** start of Supplied records **

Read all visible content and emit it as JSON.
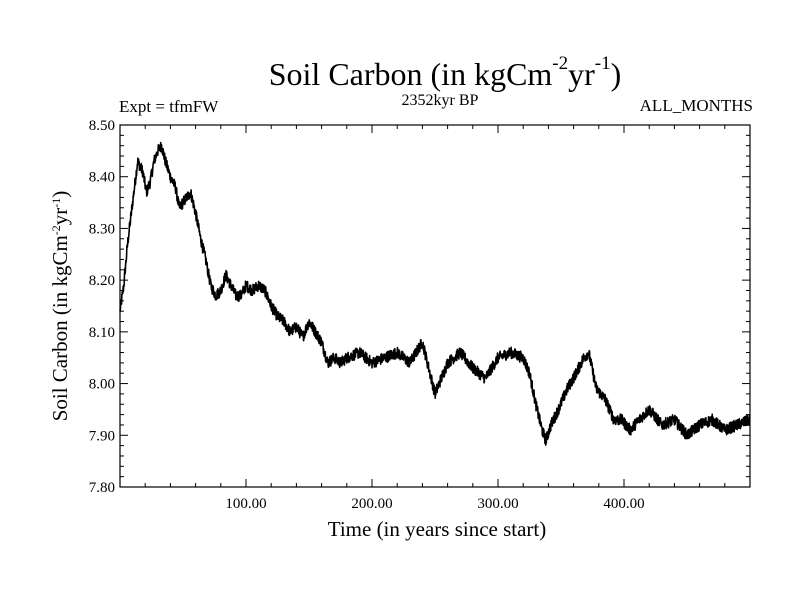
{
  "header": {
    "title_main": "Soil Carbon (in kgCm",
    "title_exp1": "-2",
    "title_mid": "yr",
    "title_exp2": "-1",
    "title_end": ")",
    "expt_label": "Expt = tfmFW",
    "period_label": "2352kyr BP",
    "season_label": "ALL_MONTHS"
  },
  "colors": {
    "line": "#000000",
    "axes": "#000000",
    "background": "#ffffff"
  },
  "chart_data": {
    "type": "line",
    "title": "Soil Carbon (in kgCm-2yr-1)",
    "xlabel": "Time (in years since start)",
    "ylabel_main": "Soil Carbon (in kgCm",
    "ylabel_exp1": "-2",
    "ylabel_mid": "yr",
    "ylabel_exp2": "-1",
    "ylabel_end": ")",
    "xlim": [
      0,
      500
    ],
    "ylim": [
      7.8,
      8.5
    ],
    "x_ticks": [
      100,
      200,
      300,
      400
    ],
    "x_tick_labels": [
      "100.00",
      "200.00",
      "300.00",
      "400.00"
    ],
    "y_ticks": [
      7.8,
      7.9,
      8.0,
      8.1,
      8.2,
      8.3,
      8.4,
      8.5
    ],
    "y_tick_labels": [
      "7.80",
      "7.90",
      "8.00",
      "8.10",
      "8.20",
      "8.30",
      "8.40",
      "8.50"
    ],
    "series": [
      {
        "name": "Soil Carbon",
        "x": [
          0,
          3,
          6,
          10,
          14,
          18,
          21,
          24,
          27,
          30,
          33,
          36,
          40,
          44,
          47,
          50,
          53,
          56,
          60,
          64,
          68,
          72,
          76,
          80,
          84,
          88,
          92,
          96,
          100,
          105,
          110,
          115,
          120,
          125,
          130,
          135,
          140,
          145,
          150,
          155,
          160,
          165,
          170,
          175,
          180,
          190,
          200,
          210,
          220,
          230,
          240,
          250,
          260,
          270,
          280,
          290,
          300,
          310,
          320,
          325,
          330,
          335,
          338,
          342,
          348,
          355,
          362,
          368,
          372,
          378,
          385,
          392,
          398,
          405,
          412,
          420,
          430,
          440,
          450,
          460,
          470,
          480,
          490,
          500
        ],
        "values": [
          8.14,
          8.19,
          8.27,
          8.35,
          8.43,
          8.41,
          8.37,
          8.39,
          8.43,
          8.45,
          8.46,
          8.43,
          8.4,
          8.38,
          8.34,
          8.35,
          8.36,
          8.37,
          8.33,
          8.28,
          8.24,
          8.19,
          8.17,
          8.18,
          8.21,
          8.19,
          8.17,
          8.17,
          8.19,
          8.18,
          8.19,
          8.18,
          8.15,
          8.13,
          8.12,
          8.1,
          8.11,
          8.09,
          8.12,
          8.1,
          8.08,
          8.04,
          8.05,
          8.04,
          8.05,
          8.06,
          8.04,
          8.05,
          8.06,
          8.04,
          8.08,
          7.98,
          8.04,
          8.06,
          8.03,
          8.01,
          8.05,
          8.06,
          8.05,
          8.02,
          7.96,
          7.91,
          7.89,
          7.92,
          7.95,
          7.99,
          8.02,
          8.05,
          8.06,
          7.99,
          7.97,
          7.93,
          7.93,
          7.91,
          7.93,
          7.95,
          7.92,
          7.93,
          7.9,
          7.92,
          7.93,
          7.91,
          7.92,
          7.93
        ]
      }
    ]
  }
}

** end of Supplied records **

▸ **What is required**
Repeat all the records above exactly, leaving out any pictures.

▸ **Task output**
Read all visible content and emit it as JSON.
{
  "header": {
    "title_main": "Soil Carbon (in kgCm",
    "title_exp1": "-2",
    "title_mid": "yr",
    "title_exp2": "-1",
    "title_end": ")",
    "expt_label": "Expt = tfmFW",
    "period_label": "2352kyr BP",
    "season_label": "ALL_MONTHS"
  },
  "colors": {
    "line": "#000000",
    "axes": "#000000",
    "background": "#ffffff"
  },
  "chart_data": {
    "type": "line",
    "title": "Soil Carbon (in kgCm-2yr-1)",
    "xlabel": "Time (in years since start)",
    "ylabel_main": "Soil Carbon (in kgCm",
    "ylabel_exp1": "-2",
    "ylabel_mid": "yr",
    "ylabel_exp2": "-1",
    "ylabel_end": ")",
    "xlim": [
      0,
      500
    ],
    "ylim": [
      7.8,
      8.5
    ],
    "x_ticks": [
      100,
      200,
      300,
      400
    ],
    "x_tick_labels": [
      "100.00",
      "200.00",
      "300.00",
      "400.00"
    ],
    "y_ticks": [
      7.8,
      7.9,
      8.0,
      8.1,
      8.2,
      8.3,
      8.4,
      8.5
    ],
    "y_tick_labels": [
      "7.80",
      "7.90",
      "8.00",
      "8.10",
      "8.20",
      "8.30",
      "8.40",
      "8.50"
    ],
    "series": [
      {
        "name": "Soil Carbon",
        "x": [
          0,
          3,
          6,
          10,
          14,
          18,
          21,
          24,
          27,
          30,
          33,
          36,
          40,
          44,
          47,
          50,
          53,
          56,
          60,
          64,
          68,
          72,
          76,
          80,
          84,
          88,
          92,
          96,
          100,
          105,
          110,
          115,
          120,
          125,
          130,
          135,
          140,
          145,
          150,
          155,
          160,
          165,
          170,
          175,
          180,
          190,
          200,
          210,
          220,
          230,
          240,
          250,
          260,
          270,
          280,
          290,
          300,
          310,
          320,
          325,
          330,
          335,
          338,
          342,
          348,
          355,
          362,
          368,
          372,
          378,
          385,
          392,
          398,
          405,
          412,
          420,
          430,
          440,
          450,
          460,
          470,
          480,
          490,
          500
        ],
        "values": [
          8.14,
          8.19,
          8.27,
          8.35,
          8.43,
          8.41,
          8.37,
          8.39,
          8.43,
          8.45,
          8.46,
          8.43,
          8.4,
          8.38,
          8.34,
          8.35,
          8.36,
          8.37,
          8.33,
          8.28,
          8.24,
          8.19,
          8.17,
          8.18,
          8.21,
          8.19,
          8.17,
          8.17,
          8.19,
          8.18,
          8.19,
          8.18,
          8.15,
          8.13,
          8.12,
          8.1,
          8.11,
          8.09,
          8.12,
          8.1,
          8.08,
          8.04,
          8.05,
          8.04,
          8.05,
          8.06,
          8.04,
          8.05,
          8.06,
          8.04,
          8.08,
          7.98,
          8.04,
          8.06,
          8.03,
          8.01,
          8.05,
          8.06,
          8.05,
          8.02,
          7.96,
          7.91,
          7.89,
          7.92,
          7.95,
          7.99,
          8.02,
          8.05,
          8.06,
          7.99,
          7.97,
          7.93,
          7.93,
          7.91,
          7.93,
          7.95,
          7.92,
          7.93,
          7.9,
          7.92,
          7.93,
          7.91,
          7.92,
          7.93
        ]
      }
    ]
  }
}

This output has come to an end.